• _Data to process_:
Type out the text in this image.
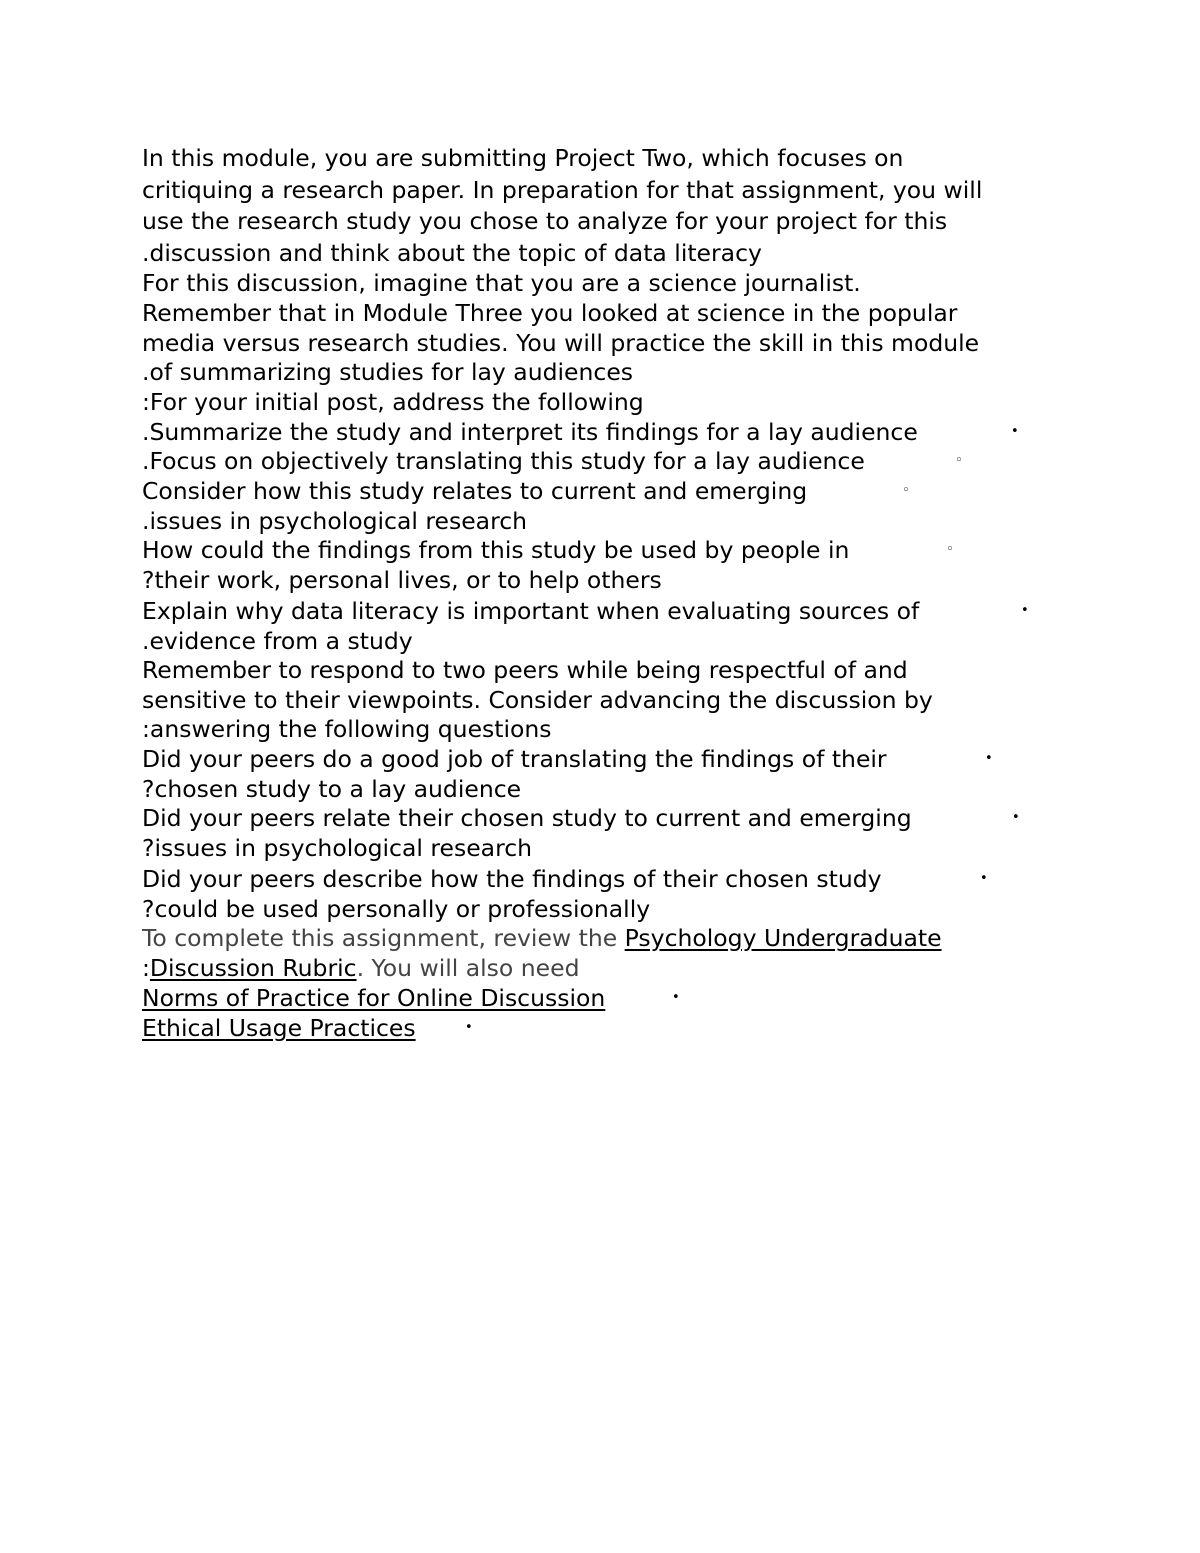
In this module, you are submitting Project Two, which focuses on
critiquing a research paper. In preparation for that assignment, you will
use the research study you chose to analyze for your project for this
.discussion and think about the topic of data literacy
For this discussion, imagine that you are a science journalist.
Remember that in Module Three you looked at science in the popular
media versus research studies. You will practice the skill in this module
.of summarizing studies for lay audiences
:For your initial post, address the following
.Summarize the study and interpret its findings for a lay audience	•
.Focus on objectively translating this study for a lay audience	◦
Consider how this study relates to current and emerging	◦
.issues in psychological research
How could the findings from this study be used by people in	◦
?their work, personal lives, or to help others
Explain why data literacy is important when evaluating sources of	•
.evidence from a study
Remember to respond to two peers while being respectful of and
sensitive to their viewpoints. Consider advancing the discussion by
:answering the following questions
Did your peers do a good job of translating the findings of their	•
?chosen study to a lay audience
Did your peers relate their chosen study to current and emerging	•
?issues in psychological research
Did your peers describe how the findings of their chosen study	•
?could be used personally or professionally
To complete this assignment, review the Psychology Undergraduate
:Discussion Rubric. You will also need
Norms of Practice for Online Discussion	•
Ethical Usage Practices	•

• _Short task_: Skip every picture and transcribe the data above exactly.

• _Result for this task_:
Type out the text in this image.
In this module, you are submitting Project Two, which focuses on
critiquing a research paper. In preparation for that assignment, you will
use the research study you chose to analyze for your project for this
.discussion and think about the topic of data literacy
For this discussion, imagine that you are a science journalist.
Remember that in Module Three you looked at science in the popular
media versus research studies. You will practice the skill in this module
.of summarizing studies for lay audiences
:For your initial post, address the following
.Summarize the study and interpret its findings for a lay audience	•
.Focus on objectively translating this study for a lay audience	◦
Consider how this study relates to current and emerging	◦
.issues in psychological research
How could the findings from this study be used by people in	◦
?their work, personal lives, or to help others
Explain why data literacy is important when evaluating sources of	•
.evidence from a study
Remember to respond to two peers while being respectful of and
sensitive to their viewpoints. Consider advancing the discussion by
:answering the following questions
Did your peers do a good job of translating the findings of their	•
?chosen study to a lay audience
Did your peers relate their chosen study to current and emerging	•
?issues in psychological research
Did your peers describe how the findings of their chosen study	•
?could be used personally or professionally
To complete this assignment, review the Psychology Undergraduate
:Discussion Rubric. You will also need
Norms of Practice for Online Discussion	•
Ethical Usage Practices	•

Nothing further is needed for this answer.